Entries
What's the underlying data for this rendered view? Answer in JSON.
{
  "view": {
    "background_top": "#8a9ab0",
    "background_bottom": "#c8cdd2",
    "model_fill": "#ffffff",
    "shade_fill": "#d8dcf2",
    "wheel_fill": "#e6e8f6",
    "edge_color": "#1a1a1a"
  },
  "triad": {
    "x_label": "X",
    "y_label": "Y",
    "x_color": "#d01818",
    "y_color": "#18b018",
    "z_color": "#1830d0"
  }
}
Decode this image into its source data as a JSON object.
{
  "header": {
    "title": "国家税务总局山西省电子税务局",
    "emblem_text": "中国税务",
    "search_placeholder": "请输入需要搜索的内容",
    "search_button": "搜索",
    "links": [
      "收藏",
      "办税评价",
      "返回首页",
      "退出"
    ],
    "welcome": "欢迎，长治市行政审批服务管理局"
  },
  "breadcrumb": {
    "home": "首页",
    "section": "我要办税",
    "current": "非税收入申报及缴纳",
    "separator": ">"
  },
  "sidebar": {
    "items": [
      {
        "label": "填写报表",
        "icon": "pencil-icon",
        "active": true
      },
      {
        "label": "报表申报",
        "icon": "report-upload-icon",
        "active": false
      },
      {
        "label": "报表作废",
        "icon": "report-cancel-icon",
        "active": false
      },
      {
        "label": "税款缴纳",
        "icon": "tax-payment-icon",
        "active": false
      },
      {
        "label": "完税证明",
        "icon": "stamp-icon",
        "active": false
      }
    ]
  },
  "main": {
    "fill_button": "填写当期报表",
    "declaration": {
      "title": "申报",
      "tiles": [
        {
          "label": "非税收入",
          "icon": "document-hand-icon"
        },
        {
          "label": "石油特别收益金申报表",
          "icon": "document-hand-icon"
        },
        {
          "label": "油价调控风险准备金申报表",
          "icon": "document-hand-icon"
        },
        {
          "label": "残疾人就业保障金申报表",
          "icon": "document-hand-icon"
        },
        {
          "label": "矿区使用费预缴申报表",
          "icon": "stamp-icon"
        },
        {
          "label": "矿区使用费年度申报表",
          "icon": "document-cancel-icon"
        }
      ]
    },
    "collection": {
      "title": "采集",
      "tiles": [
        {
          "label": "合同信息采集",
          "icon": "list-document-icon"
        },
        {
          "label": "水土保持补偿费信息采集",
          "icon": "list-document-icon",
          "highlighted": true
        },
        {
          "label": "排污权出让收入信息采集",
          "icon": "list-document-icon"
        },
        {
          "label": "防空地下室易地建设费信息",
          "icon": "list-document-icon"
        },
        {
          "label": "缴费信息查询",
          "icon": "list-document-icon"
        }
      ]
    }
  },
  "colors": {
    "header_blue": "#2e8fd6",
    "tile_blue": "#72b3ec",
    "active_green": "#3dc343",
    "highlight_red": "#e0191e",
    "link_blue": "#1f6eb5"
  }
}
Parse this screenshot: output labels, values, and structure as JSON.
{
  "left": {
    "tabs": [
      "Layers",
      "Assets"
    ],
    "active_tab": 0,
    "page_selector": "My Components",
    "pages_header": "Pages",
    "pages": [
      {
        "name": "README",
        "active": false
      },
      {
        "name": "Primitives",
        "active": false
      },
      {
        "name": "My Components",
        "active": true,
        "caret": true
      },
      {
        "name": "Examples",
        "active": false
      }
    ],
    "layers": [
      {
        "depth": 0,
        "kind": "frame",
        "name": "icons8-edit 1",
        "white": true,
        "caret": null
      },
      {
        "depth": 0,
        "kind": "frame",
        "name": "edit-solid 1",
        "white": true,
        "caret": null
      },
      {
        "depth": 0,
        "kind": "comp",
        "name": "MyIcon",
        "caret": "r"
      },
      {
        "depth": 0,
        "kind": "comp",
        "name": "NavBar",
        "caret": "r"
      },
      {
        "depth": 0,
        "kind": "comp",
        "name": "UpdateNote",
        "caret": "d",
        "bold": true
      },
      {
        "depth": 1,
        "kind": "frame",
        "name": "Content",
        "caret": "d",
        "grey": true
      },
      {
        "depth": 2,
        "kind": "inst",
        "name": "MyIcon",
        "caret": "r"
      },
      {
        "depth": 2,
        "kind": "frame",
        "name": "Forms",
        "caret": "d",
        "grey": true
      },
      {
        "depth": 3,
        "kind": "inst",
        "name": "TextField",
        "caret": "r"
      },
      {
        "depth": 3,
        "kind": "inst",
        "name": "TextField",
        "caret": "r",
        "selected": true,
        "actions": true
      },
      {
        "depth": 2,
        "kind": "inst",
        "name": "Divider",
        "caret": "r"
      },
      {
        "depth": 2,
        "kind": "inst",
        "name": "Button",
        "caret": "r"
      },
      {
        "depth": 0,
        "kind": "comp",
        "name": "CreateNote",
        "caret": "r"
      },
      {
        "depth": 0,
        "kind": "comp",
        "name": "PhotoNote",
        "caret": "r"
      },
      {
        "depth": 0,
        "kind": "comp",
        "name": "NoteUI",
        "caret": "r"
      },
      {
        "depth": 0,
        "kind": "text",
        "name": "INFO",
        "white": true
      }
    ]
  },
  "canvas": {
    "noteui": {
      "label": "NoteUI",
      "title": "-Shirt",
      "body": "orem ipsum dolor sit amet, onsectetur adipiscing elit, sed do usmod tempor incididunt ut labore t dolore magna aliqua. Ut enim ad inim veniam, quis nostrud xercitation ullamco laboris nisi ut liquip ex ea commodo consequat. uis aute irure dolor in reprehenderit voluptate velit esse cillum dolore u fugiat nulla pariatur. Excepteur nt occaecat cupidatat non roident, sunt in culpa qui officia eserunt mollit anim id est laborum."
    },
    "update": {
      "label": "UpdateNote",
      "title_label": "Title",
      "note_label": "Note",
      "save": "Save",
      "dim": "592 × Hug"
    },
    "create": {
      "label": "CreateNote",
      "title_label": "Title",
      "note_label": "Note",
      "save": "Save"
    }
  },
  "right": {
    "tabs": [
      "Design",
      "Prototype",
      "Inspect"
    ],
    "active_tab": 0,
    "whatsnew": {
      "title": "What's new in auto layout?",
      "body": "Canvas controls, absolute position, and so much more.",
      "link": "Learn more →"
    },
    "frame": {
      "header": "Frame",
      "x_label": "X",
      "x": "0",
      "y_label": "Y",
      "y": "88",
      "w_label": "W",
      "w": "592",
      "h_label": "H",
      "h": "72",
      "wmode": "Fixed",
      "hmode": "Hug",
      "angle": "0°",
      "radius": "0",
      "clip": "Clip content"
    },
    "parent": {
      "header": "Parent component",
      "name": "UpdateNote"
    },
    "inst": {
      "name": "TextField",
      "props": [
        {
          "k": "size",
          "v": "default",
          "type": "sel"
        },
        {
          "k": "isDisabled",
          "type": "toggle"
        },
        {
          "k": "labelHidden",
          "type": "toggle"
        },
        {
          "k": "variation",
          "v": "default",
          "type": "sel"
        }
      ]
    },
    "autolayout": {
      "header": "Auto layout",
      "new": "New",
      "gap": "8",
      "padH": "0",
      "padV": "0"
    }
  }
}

Goal of the exercise
Type out the full listing again, exactly as given.

Output below
What's the underlying data for this rendered view? Answer in JSON.
{
  "view": {
    "background_top": "#8a9ab0",
    "background_bottom": "#c8cdd2",
    "model_fill": "#ffffff",
    "shade_fill": "#d8dcf2",
    "wheel_fill": "#e6e8f6",
    "edge_color": "#1a1a1a"
  },
  "triad": {
    "x_label": "X",
    "y_label": "Y",
    "x_color": "#d01818",
    "y_color": "#18b018",
    "z_color": "#1830d0"
  }
}
Decode this image into its source data as a JSON object.
{
  "header": {
    "title": "国家税务总局山西省电子税务局",
    "emblem_text": "中国税务",
    "search_placeholder": "请输入需要搜索的内容",
    "search_button": "搜索",
    "links": [
      "收藏",
      "办税评价",
      "返回首页",
      "退出"
    ],
    "welcome": "欢迎，长治市行政审批服务管理局"
  },
  "breadcrumb": {
    "home": "首页",
    "section": "我要办税",
    "current": "非税收入申报及缴纳",
    "separator": ">"
  },
  "sidebar": {
    "items": [
      {
        "label": "填写报表",
        "icon": "pencil-icon",
        "active": true
      },
      {
        "label": "报表申报",
        "icon": "report-upload-icon",
        "active": false
      },
      {
        "label": "报表作废",
        "icon": "report-cancel-icon",
        "active": false
      },
      {
        "label": "税款缴纳",
        "icon": "tax-payment-icon",
        "active": false
      },
      {
        "label": "完税证明",
        "icon": "stamp-icon",
        "active": false
      }
    ]
  },
  "main": {
    "fill_button": "填写当期报表",
    "declaration": {
      "title": "申报",
      "tiles": [
        {
          "label": "非税收入",
          "icon": "document-hand-icon"
        },
        {
          "label": "石油特别收益金申报表",
          "icon": "document-hand-icon"
        },
        {
          "label": "油价调控风险准备金申报表",
          "icon": "document-hand-icon"
        },
        {
          "label": "残疾人就业保障金申报表",
          "icon": "document-hand-icon"
        },
        {
          "label": "矿区使用费预缴申报表",
          "icon": "stamp-icon"
        },
        {
          "label": "矿区使用费年度申报表",
          "icon": "document-cancel-icon"
        }
      ]
    },
    "collection": {
      "title": "采集",
      "tiles": [
        {
          "label": "合同信息采集",
          "icon": "list-document-icon"
        },
        {
          "label": "水土保持补偿费信息采集",
          "icon": "list-document-icon",
          "highlighted": true
        },
        {
          "label": "排污权出让收入信息采集",
          "icon": "list-document-icon"
        },
        {
          "label": "防空地下室易地建设费信息",
          "icon": "list-document-icon"
        },
        {
          "label": "缴费信息查询",
          "icon": "list-document-icon"
        }
      ]
    }
  },
  "colors": {
    "header_blue": "#2e8fd6",
    "tile_blue": "#72b3ec",
    "active_green": "#3dc343",
    "highlight_red": "#e0191e",
    "link_blue": "#1f6eb5"
  }
}
Parse this screenshot: output labels, values, and structure as JSON.
{
  "left": {
    "tabs": [
      "Layers",
      "Assets"
    ],
    "active_tab": 0,
    "page_selector": "My Components",
    "pages_header": "Pages",
    "pages": [
      {
        "name": "README",
        "active": false
      },
      {
        "name": "Primitives",
        "active": false
      },
      {
        "name": "My Components",
        "active": true,
        "caret": true
      },
      {
        "name": "Examples",
        "active": false
      }
    ],
    "layers": [
      {
        "depth": 0,
        "kind": "frame",
        "name": "icons8-edit 1",
        "white": true,
        "caret": null
      },
      {
        "depth": 0,
        "kind": "frame",
        "name": "edit-solid 1",
        "white": true,
        "caret": null
      },
      {
        "depth": 0,
        "kind": "comp",
        "name": "MyIcon",
        "caret": "r"
      },
      {
        "depth": 0,
        "kind": "comp",
        "name": "NavBar",
        "caret": "r"
      },
      {
        "depth": 0,
        "kind": "comp",
        "name": "UpdateNote",
        "caret": "d",
        "bold": true
      },
      {
        "depth": 1,
        "kind": "frame",
        "name": "Content",
        "caret": "d",
        "grey": true
      },
      {
        "depth": 2,
        "kind": "inst",
        "name": "MyIcon",
        "caret": "r"
      },
      {
        "depth": 2,
        "kind": "frame",
        "name": "Forms",
        "caret": "d",
        "grey": true
      },
      {
        "depth": 3,
        "kind": "inst",
        "name": "TextField",
        "caret": "r"
      },
      {
        "depth": 3,
        "kind": "inst",
        "name": "TextField",
        "caret": "r",
        "selected": true,
        "actions": true
      },
      {
        "depth": 2,
        "kind": "inst",
        "name": "Divider",
        "caret": "r"
      },
      {
        "depth": 2,
        "kind": "inst",
        "name": "Button",
        "caret": "r"
      },
      {
        "depth": 0,
        "kind": "comp",
        "name": "CreateNote",
        "caret": "r"
      },
      {
        "depth": 0,
        "kind": "comp",
        "name": "PhotoNote",
        "caret": "r"
      },
      {
        "depth": 0,
        "kind": "comp",
        "name": "NoteUI",
        "caret": "r"
      },
      {
        "depth": 0,
        "kind": "text",
        "name": "INFO",
        "white": true
      }
    ]
  },
  "canvas": {
    "noteui": {
      "label": "NoteUI",
      "title": "-Shirt",
      "body": "orem ipsum dolor sit amet, onsectetur adipiscing elit, sed do usmod tempor incididunt ut labore t dolore magna aliqua. Ut enim ad inim veniam, quis nostrud xercitation ullamco laboris nisi ut liquip ex ea commodo consequat. uis aute irure dolor in reprehenderit voluptate velit esse cillum dolore u fugiat nulla pariatur. Excepteur nt occaecat cupidatat non roident, sunt in culpa qui officia eserunt mollit anim id est laborum."
    },
    "update": {
      "label": "UpdateNote",
      "title_label": "Title",
      "note_label": "Note",
      "save": "Save",
      "dim": "592 × Hug"
    },
    "create": {
      "label": "CreateNote",
      "title_label": "Title",
      "note_label": "Note",
      "save": "Save"
    }
  },
  "right": {
    "tabs": [
      "Design",
      "Prototype",
      "Inspect"
    ],
    "active_tab": 0,
    "whatsnew": {
      "title": "What's new in auto layout?",
      "body": "Canvas controls, absolute position, and so much more.",
      "link": "Learn more →"
    },
    "frame": {
      "header": "Frame",
      "x_label": "X",
      "x": "0",
      "y_label": "Y",
      "y": "88",
      "w_label": "W",
      "w": "592",
      "h_label": "H",
      "h": "72",
      "wmode": "Fixed",
      "hmode": "Hug",
      "angle": "0°",
      "radius": "0",
      "clip": "Clip content"
    },
    "parent": {
      "header": "Parent component",
      "name": "UpdateNote"
    },
    "inst": {
      "name": "TextField",
      "props": [
        {
          "k": "size",
          "v": "default",
          "type": "sel"
        },
        {
          "k": "isDisabled",
          "type": "toggle"
        },
        {
          "k": "labelHidden",
          "type": "toggle"
        },
        {
          "k": "variation",
          "v": "default",
          "type": "sel"
        }
      ]
    },
    "autolayout": {
      "header": "Auto layout",
      "new": "New",
      "gap": "8",
      "padH": "0",
      "padV": "0"
    }
  }
}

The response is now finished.